[Excerpts from a figure dataset]
—————

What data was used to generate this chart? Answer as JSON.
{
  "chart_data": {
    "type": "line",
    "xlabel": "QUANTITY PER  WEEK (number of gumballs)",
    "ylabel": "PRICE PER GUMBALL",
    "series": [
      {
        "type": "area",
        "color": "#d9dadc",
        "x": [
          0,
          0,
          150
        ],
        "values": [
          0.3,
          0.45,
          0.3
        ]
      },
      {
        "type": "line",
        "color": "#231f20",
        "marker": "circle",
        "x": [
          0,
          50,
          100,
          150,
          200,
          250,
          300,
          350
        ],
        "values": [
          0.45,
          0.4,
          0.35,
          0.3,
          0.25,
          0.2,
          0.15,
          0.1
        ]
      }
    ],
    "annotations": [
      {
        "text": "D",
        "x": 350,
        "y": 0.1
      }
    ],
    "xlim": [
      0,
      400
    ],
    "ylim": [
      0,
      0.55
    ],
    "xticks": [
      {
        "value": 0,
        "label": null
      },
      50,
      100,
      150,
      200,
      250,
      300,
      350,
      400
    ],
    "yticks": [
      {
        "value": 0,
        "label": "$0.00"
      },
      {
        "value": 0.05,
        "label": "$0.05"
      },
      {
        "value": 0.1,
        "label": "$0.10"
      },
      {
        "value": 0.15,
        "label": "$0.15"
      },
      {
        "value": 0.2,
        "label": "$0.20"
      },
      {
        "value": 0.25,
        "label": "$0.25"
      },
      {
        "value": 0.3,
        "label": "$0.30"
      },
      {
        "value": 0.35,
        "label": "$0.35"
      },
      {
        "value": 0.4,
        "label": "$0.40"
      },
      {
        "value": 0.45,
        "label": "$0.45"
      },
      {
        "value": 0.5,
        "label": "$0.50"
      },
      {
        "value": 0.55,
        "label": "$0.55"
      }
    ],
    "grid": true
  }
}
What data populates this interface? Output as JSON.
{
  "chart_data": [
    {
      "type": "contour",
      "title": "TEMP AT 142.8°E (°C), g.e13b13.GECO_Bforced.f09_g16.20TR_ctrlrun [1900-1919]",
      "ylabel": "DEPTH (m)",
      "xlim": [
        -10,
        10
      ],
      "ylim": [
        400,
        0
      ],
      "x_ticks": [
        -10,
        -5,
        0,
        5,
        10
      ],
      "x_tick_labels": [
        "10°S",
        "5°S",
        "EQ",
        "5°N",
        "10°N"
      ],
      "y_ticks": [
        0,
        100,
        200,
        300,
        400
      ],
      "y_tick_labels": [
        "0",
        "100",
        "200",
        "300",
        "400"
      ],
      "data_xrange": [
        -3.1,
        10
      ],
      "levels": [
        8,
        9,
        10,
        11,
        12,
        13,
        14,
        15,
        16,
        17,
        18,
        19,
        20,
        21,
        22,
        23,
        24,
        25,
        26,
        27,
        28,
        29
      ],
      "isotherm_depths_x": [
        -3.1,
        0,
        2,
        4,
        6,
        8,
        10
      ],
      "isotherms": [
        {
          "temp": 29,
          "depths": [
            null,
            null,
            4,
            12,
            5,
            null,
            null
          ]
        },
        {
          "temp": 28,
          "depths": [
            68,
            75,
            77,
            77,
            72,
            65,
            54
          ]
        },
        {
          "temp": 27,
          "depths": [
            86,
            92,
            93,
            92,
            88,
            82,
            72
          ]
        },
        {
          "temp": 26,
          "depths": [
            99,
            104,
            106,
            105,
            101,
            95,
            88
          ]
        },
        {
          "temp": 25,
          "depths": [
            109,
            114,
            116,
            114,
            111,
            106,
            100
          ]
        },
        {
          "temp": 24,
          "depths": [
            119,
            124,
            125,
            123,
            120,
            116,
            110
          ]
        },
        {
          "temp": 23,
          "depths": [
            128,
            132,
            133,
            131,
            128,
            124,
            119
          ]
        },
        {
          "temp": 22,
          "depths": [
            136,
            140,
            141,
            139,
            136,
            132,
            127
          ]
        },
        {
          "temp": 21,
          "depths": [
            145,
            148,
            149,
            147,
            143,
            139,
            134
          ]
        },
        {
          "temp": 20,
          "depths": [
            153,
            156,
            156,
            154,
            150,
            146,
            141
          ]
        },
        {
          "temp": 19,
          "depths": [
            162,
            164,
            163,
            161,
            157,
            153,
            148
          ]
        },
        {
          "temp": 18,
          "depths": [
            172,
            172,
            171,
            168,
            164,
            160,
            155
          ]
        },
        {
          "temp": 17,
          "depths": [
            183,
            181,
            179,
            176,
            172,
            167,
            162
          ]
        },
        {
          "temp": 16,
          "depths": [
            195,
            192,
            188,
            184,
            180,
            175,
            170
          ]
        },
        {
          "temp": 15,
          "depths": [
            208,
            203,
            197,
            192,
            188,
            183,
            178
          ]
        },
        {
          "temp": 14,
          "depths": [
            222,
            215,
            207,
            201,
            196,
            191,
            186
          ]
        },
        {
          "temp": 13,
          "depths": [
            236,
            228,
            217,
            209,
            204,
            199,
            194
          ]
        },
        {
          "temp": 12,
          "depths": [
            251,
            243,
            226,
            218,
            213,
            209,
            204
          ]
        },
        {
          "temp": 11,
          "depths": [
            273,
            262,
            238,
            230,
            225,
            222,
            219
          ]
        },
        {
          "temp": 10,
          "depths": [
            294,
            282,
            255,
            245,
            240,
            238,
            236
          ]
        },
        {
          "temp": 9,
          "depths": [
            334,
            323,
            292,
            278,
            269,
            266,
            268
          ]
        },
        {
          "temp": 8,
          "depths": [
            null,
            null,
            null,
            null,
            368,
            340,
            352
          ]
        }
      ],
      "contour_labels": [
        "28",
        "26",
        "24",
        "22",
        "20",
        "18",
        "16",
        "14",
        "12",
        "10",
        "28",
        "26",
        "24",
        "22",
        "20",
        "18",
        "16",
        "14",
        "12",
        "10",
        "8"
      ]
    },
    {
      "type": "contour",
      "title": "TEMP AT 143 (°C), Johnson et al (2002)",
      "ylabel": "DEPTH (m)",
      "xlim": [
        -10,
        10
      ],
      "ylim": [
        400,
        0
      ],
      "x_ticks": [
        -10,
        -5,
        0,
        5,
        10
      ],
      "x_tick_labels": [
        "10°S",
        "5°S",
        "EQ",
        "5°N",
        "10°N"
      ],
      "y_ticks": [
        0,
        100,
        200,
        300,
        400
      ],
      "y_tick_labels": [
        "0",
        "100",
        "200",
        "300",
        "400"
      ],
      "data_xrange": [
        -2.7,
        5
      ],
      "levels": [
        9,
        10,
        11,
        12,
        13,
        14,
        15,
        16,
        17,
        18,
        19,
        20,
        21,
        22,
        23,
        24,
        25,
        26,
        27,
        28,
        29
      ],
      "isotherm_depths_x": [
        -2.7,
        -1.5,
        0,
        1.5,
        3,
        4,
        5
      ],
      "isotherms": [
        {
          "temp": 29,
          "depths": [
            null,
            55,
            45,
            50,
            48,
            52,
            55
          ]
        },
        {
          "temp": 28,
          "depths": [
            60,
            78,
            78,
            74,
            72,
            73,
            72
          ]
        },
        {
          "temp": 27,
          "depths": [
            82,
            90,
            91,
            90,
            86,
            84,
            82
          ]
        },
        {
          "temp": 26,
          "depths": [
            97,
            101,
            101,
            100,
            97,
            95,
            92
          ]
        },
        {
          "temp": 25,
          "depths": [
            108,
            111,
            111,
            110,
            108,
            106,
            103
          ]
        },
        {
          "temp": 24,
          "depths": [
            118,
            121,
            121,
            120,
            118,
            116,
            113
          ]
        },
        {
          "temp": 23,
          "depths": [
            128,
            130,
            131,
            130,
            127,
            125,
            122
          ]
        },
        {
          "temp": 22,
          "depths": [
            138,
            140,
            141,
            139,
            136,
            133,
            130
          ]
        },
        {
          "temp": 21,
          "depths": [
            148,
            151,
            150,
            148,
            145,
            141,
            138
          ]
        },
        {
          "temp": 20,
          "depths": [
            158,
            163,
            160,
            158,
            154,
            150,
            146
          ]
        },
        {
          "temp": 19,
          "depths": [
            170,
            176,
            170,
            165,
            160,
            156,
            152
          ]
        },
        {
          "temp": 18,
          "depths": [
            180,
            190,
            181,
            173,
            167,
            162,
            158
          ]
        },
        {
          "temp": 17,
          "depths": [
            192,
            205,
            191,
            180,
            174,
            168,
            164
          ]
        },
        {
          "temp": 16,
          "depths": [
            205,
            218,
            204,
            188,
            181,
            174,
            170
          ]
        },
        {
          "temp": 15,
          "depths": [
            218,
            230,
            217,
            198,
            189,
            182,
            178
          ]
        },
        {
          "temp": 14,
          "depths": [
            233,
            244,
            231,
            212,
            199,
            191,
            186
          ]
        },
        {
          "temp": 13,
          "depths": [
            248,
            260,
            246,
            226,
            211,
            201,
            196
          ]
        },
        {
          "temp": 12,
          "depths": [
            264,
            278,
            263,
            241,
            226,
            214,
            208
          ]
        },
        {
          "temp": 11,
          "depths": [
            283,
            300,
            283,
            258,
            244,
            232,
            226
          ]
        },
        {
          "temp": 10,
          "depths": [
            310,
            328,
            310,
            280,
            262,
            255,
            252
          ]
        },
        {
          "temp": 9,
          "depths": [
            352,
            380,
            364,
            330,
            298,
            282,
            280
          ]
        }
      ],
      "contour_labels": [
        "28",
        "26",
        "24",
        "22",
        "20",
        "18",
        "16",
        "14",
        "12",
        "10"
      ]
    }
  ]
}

—————

*AIM:*
Above are the records. Identify each line that contains the word "this".

*WRITTEN RESPONSE:*
What data was used to generate this chart? Answer as JSON.
What data populates this interface? Output as JSON.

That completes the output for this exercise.